_Stated problem_
Examine the material below. Gather every line in which the string "this" appears.

(Data records)
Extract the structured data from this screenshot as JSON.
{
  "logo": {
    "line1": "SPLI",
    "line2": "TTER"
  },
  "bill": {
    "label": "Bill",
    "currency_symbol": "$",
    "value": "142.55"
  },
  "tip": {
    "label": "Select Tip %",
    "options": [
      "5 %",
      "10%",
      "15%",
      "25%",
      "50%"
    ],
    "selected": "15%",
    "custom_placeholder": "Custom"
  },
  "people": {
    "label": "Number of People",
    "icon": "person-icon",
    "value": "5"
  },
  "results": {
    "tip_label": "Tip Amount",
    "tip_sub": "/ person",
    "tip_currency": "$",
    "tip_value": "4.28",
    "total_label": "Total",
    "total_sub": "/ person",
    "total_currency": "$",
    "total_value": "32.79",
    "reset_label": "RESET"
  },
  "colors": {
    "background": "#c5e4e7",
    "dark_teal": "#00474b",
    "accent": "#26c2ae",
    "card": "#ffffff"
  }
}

...

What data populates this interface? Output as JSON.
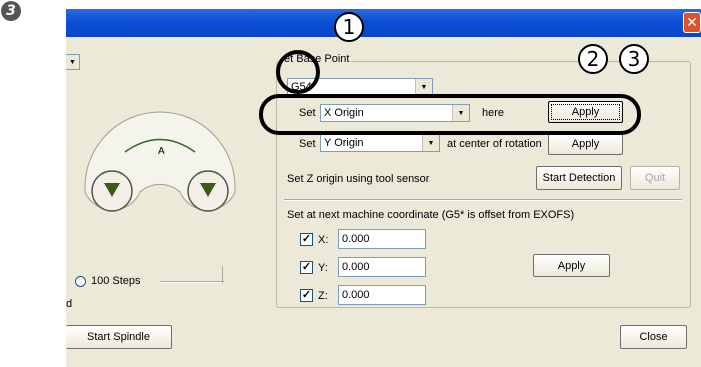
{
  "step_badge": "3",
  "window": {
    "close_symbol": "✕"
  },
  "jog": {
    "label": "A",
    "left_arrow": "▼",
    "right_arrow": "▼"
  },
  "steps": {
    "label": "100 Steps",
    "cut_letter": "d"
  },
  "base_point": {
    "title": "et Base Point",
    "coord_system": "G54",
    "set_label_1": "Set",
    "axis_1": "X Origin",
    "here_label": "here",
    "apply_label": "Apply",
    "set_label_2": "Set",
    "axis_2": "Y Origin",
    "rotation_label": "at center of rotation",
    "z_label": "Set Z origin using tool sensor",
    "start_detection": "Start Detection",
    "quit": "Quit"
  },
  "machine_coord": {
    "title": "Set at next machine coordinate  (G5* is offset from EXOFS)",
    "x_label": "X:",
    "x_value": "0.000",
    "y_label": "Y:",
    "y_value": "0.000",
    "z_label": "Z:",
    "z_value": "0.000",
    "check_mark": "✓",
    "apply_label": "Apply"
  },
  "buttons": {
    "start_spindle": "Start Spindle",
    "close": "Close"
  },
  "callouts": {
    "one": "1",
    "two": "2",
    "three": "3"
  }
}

_Expected output_
Extract the structured data from this screenshot as JSON.
What data populates this interface? Output as JSON.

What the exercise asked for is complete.